**TO BE DONE**: Swap every "legend-label" in these lines for "series-label" and write the lines out again with nothing else changed. Omit the pictures.

***** DATA RECORDS

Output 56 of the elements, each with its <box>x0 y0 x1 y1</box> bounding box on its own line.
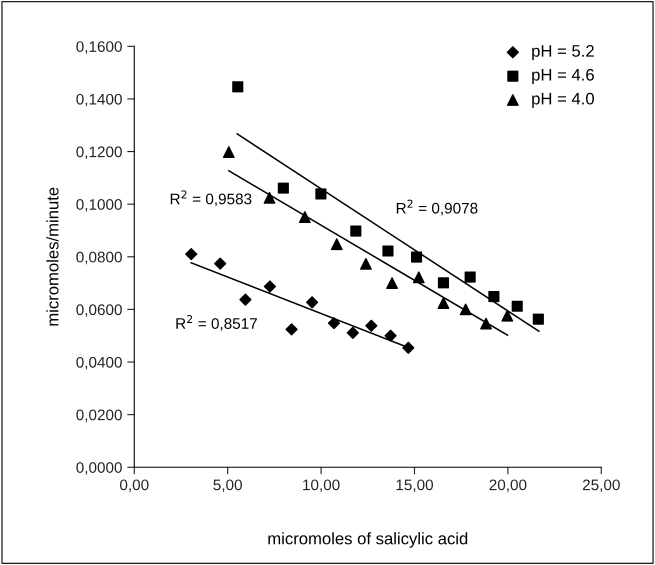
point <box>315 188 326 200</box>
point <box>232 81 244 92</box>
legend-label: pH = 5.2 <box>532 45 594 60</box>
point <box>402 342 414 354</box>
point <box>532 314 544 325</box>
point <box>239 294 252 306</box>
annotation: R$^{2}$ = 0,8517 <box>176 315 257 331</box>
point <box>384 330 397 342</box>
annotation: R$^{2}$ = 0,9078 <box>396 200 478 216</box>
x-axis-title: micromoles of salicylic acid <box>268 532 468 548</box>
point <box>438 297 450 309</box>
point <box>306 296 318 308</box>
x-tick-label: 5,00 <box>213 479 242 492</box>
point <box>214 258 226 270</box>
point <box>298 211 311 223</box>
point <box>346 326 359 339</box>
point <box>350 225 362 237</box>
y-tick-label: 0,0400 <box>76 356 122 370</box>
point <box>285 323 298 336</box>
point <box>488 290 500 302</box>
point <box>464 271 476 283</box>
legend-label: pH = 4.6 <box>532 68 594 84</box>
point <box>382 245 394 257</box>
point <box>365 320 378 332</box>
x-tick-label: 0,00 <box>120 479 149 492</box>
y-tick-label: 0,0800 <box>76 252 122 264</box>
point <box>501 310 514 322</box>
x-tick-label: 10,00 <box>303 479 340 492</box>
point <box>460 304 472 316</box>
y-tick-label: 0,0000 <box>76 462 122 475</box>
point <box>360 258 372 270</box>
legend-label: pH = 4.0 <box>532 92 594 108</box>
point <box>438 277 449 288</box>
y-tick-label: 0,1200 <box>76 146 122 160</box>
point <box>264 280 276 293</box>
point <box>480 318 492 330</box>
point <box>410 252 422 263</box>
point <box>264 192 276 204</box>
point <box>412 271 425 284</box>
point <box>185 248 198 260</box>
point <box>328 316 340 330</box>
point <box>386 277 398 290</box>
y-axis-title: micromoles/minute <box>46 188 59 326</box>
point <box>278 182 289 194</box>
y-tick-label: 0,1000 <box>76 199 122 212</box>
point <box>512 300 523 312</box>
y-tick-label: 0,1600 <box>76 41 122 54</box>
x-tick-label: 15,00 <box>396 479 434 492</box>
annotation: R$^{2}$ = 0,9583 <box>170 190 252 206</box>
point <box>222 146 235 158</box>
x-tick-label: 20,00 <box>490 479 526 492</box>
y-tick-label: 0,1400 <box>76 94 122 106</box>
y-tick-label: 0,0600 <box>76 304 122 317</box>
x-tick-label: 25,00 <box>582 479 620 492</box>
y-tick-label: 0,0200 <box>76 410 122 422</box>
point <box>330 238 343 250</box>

**********

**FULL SOLUTION**:
Output 56 of the elements, each with its <box>x0 y0 x1 y1</box> bounding box on its own line.
point <box>315 188 326 200</box>
point <box>232 81 244 92</box>
series-label: pH = 5.2 <box>532 45 594 60</box>
point <box>402 342 414 354</box>
point <box>532 314 544 325</box>
point <box>239 294 252 306</box>
annotation: R$^{2}$ = 0,8517 <box>176 315 257 331</box>
point <box>384 330 397 342</box>
annotation: R$^{2}$ = 0,9078 <box>396 200 478 216</box>
x-axis-title: micromoles of salicylic acid <box>268 532 468 548</box>
point <box>438 297 450 309</box>
point <box>306 296 318 308</box>
x-tick-label: 5,00 <box>213 479 242 492</box>
point <box>214 258 226 270</box>
point <box>298 211 311 223</box>
point <box>346 326 359 339</box>
point <box>350 225 362 237</box>
y-tick-label: 0,0400 <box>76 356 122 370</box>
point <box>285 323 298 336</box>
point <box>488 290 500 302</box>
point <box>464 271 476 283</box>
series-label: pH = 4.6 <box>532 68 594 84</box>
point <box>382 245 394 257</box>
point <box>365 320 378 332</box>
x-tick-label: 0,00 <box>120 479 149 492</box>
y-tick-label: 0,0800 <box>76 252 122 264</box>
point <box>501 310 514 322</box>
x-tick-label: 10,00 <box>303 479 340 492</box>
point <box>460 304 472 316</box>
y-tick-label: 0,0000 <box>76 462 122 475</box>
point <box>360 258 372 270</box>
series-label: pH = 4.0 <box>532 92 594 108</box>
point <box>438 277 449 288</box>
y-tick-label: 0,1200 <box>76 146 122 160</box>
point <box>264 280 276 293</box>
point <box>480 318 492 330</box>
point <box>410 252 422 263</box>
point <box>264 192 276 204</box>
point <box>412 271 425 284</box>
point <box>185 248 198 260</box>
point <box>328 316 340 330</box>
point <box>386 277 398 290</box>
y-axis-title: micromoles/minute <box>46 188 59 326</box>
point <box>278 182 289 194</box>
y-tick-label: 0,1000 <box>76 199 122 212</box>
point <box>512 300 523 312</box>
y-tick-label: 0,1600 <box>76 41 122 54</box>
x-tick-label: 15,00 <box>396 479 434 492</box>
annotation: R$^{2}$ = 0,9583 <box>170 190 252 206</box>
point <box>222 146 235 158</box>
x-tick-label: 20,00 <box>490 479 526 492</box>
y-tick-label: 0,1400 <box>76 94 122 106</box>
y-tick-label: 0,0600 <box>76 304 122 317</box>
x-tick-label: 25,00 <box>582 479 620 492</box>
y-tick-label: 0,0200 <box>76 410 122 422</box>
point <box>330 238 343 250</box>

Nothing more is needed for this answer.